> **WHAT NEEDS TO BE DONE**: Copy the data that follows exactly. Include no pictures.

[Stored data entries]
===

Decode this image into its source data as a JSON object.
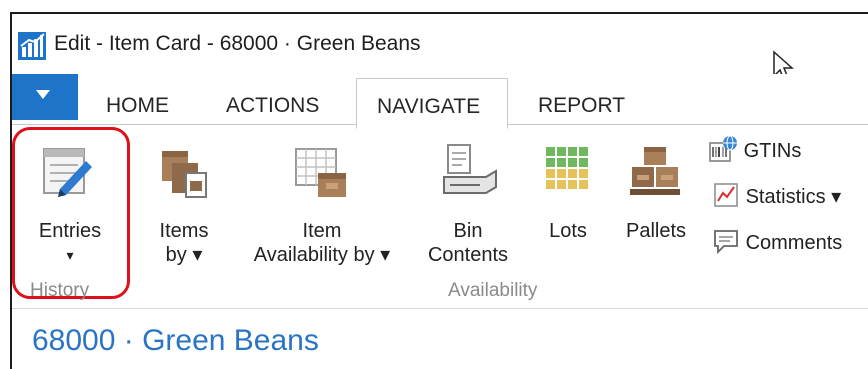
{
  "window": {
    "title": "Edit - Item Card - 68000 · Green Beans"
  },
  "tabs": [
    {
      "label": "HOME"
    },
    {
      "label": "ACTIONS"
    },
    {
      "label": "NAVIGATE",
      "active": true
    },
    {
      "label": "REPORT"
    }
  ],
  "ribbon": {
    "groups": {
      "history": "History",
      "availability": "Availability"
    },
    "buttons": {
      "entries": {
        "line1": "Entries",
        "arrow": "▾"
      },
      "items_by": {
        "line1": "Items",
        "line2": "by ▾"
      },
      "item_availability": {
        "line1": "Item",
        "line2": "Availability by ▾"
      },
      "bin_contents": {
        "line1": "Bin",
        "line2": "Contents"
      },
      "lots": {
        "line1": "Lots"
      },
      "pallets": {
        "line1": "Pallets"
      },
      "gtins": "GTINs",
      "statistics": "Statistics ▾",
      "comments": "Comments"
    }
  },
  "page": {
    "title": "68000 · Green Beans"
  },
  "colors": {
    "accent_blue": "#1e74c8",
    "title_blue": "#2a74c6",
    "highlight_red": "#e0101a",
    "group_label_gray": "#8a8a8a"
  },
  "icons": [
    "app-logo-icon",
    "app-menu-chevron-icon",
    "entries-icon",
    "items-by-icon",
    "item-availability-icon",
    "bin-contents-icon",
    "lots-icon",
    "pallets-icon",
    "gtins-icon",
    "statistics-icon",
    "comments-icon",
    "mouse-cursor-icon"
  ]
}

===

> **SOLVED PROBLEM**:
Decode this image into its source data as a JSON object.
{
  "window": {
    "title": "Edit - Item Card - 68000 · Green Beans"
  },
  "tabs": [
    {
      "label": "HOME"
    },
    {
      "label": "ACTIONS"
    },
    {
      "label": "NAVIGATE",
      "active": true
    },
    {
      "label": "REPORT"
    }
  ],
  "ribbon": {
    "groups": {
      "history": "History",
      "availability": "Availability"
    },
    "buttons": {
      "entries": {
        "line1": "Entries",
        "arrow": "▾"
      },
      "items_by": {
        "line1": "Items",
        "line2": "by ▾"
      },
      "item_availability": {
        "line1": "Item",
        "line2": "Availability by ▾"
      },
      "bin_contents": {
        "line1": "Bin",
        "line2": "Contents"
      },
      "lots": {
        "line1": "Lots"
      },
      "pallets": {
        "line1": "Pallets"
      },
      "gtins": "GTINs",
      "statistics": "Statistics ▾",
      "comments": "Comments"
    }
  },
  "page": {
    "title": "68000 · Green Beans"
  },
  "colors": {
    "accent_blue": "#1e74c8",
    "title_blue": "#2a74c6",
    "highlight_red": "#e0101a",
    "group_label_gray": "#8a8a8a"
  },
  "icons": [
    "app-logo-icon",
    "app-menu-chevron-icon",
    "entries-icon",
    "items-by-icon",
    "item-availability-icon",
    "bin-contents-icon",
    "lots-icon",
    "pallets-icon",
    "gtins-icon",
    "statistics-icon",
    "comments-icon",
    "mouse-cursor-icon"
  ]
}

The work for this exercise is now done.